Entries taken from a collection:
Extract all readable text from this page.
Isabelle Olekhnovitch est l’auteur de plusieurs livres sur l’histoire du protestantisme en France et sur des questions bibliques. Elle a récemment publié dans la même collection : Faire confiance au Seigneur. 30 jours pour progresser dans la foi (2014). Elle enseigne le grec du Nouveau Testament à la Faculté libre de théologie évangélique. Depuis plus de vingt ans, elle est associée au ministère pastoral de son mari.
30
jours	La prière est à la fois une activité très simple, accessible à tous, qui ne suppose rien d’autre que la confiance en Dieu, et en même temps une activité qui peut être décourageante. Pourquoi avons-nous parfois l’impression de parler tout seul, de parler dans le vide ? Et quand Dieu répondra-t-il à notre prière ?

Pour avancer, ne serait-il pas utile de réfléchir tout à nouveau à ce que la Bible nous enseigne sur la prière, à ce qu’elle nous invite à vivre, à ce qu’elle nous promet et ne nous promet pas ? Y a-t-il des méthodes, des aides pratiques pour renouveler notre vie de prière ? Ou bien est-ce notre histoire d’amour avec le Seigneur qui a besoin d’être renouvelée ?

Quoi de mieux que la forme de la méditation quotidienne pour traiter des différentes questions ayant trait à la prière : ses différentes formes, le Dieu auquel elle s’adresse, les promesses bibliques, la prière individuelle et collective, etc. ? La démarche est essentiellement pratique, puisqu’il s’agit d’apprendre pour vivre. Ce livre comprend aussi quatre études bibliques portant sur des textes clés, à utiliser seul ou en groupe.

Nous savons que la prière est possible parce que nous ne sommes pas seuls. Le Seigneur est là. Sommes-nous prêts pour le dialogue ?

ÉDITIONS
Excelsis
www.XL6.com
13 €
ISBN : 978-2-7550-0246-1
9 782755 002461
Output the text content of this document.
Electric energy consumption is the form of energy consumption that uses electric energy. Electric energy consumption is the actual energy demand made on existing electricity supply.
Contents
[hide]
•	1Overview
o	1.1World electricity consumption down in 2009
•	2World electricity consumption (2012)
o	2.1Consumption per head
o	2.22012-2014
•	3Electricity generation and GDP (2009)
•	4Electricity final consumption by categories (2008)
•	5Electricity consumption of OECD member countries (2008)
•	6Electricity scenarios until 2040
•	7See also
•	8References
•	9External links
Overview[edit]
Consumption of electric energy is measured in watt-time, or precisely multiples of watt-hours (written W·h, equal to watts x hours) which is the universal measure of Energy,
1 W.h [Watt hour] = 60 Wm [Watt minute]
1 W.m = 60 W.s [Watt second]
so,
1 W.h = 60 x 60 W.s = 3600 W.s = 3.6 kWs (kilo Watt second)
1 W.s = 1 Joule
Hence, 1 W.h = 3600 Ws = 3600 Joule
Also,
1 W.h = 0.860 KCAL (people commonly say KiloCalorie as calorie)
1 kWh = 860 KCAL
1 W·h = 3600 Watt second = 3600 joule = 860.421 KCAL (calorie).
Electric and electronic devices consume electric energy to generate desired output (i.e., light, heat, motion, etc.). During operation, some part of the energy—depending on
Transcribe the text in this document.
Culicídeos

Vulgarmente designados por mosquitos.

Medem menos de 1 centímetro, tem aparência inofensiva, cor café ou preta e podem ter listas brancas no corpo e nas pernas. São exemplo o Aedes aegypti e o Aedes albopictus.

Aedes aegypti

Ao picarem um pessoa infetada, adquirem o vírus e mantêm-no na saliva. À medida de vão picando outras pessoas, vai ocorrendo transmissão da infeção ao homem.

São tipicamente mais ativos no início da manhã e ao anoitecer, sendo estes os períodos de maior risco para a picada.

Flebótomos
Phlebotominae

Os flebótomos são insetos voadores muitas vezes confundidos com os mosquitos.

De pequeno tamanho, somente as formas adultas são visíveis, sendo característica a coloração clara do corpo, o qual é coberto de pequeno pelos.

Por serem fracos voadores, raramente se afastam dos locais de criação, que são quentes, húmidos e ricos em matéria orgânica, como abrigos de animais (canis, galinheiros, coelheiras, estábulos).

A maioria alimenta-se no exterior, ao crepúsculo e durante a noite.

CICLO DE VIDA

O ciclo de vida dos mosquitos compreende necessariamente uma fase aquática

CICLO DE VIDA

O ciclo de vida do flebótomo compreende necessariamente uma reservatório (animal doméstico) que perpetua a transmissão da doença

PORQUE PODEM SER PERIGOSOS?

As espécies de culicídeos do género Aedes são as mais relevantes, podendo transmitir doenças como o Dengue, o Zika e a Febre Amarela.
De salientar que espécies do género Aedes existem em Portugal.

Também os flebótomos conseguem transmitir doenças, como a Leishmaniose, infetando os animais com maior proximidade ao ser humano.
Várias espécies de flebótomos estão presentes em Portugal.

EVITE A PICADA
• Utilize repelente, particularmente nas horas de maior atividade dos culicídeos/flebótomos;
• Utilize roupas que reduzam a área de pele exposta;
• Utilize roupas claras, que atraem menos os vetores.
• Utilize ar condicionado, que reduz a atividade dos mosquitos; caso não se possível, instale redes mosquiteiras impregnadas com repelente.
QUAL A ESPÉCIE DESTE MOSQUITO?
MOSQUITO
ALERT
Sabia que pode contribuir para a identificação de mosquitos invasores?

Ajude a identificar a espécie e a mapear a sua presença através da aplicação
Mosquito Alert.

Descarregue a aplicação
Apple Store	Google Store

* _Instructions for the task_
Find the string "aegypti" in the listing and return every line that holds it.

* _Result of this task_
Medem menos de 1 centímetro, tem aparência inofensiva, cor café ou preta e podem ter listas brancas no corpo e nas pernas. São exemplo o Aedes aegypti e o Aedes albopictus.
Aedes aegypti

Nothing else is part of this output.